• [TASK GOAL] Tally every line of the listing where the string "bilan" is found, and state the total alone.

-------

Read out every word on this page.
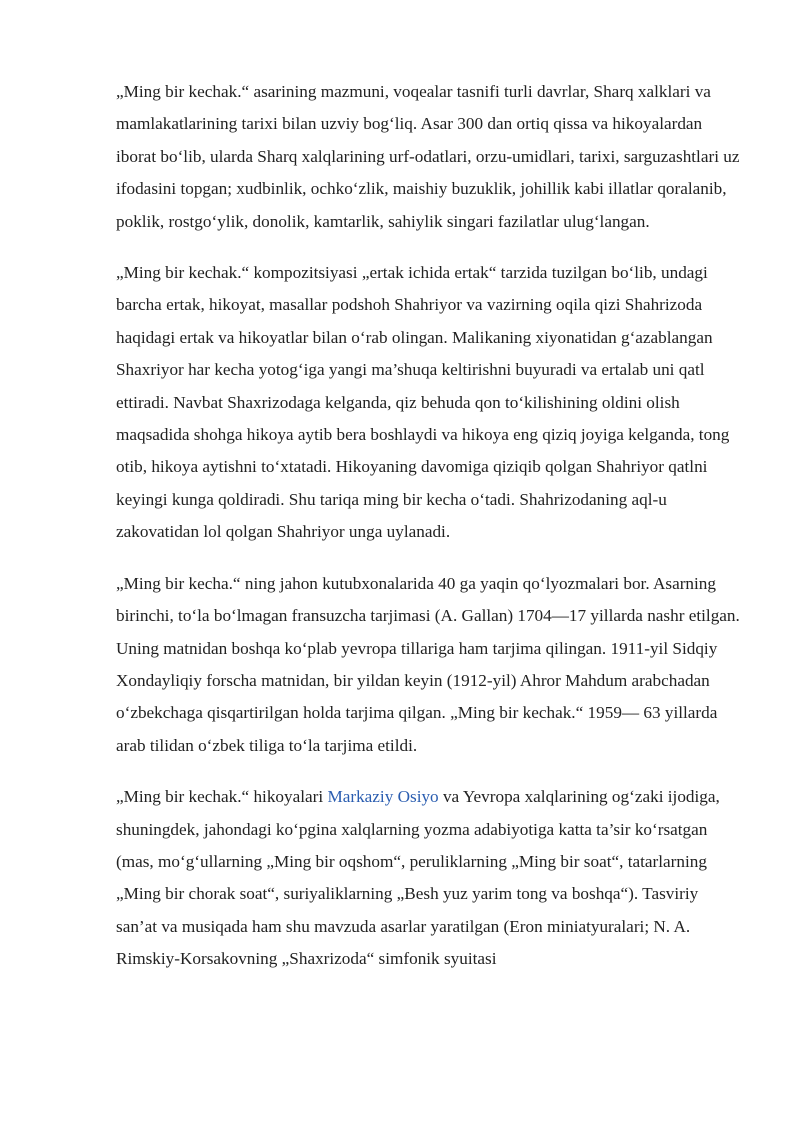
„Ming bir kechak.“ asarining mazmuni, voqealar tasnifi turli davrlar, Sharq xalklari va mamlakatlarining tarixi bilan uzviy bog‘liq. Asar 300 dan ortiq qissa va hikoyalardan iborat bo‘lib, ularda Sharq xalqlarining urf-odatlari, orzu-umidlari, tarixi, sarguzashtlari uz ifodasini topgan; xudbinlik, ochko‘zlik, maishiy buzuklik, johillik kabi illatlar qoralanib, poklik, rostgo‘ylik, donolik, kamtarlik, sahiylik singari fazilatlar ulug‘langan.

„Ming bir kechak.“ kompozitsiyasi „ertak ichida ertak“ tarzida tuzilgan bo‘lib, undagi barcha ertak, hikoyat, masallar podshoh Shahriyor va vazirning oqila qizi Shahrizoda haqidagi ertak va hikoyatlar bilan o‘rab olingan. Malikaning xiyonatidan g‘azablangan Shaxriyor har kecha yotog‘iga yangi ma’shuqa keltirishni buyuradi va ertalab uni qatl ettiradi. Navbat Shaxrizodaga kelganda, qiz behuda qon to‘kilishining oldini olish maqsadida shohga hikoya aytib bera boshlaydi va hikoya eng qiziq joyiga kelganda, tong otib, hikoya aytishni to‘xtatadi. Hikoyaning davomiga qiziqib qolgan Shahriyor qatlni keyingi kunga qoldiradi. Shu tariqa ming bir kecha o‘tadi. Shahrizodaning aql-u zakovatidan lol qolgan Shahriyor unga uylanadi.

„Ming bir kecha.“ ning jahon kutubxonalarida 40 ga yaqin qo‘lyozmalari bor. Asarning birinchi, to‘la bo‘lmagan fransuzcha tarjimasi (A. Gallan) 1704—17 yillarda nashr etilgan. Uning matnidan boshqa ko‘plab yevropa tillariga ham tarjima qilingan. 1911-yil Sidqiy Xondayliqiy forscha matnidan, bir yildan keyin (1912-yil) Ahror Mahdum arabchadan o‘zbekchaga qisqartirilgan holda tarjima qilgan. „Ming bir kechak.“ 1959— 63 yillarda arab tilidan o‘zbek tiliga to‘la tarjima etildi.

„Ming bir kechak.“ hikoyalari Markaziy Osiyo va Yevropa xalqlarining og‘zaki ijodiga, shuningdek, jahondagi ko‘pgina xalqlarning yozma adabiyotiga katta ta’sir ko‘rsatgan (mas, mo‘g‘ullarning „Ming bir oqshom“, peruliklarning „Ming bir soat“, tatarlarning „Ming bir chorak soat“, suriyaliklarning „Besh yuz yarim tong va boshqa“). Tasviriy san’at va musiqada ham shu mavzuda asarlar yaratilgan (Eron miniatyuralari; N. A. Rimskiy-Korsakovning „Shaxrizoda“ simfonik syuitasi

-------

• [RESPONSE] 2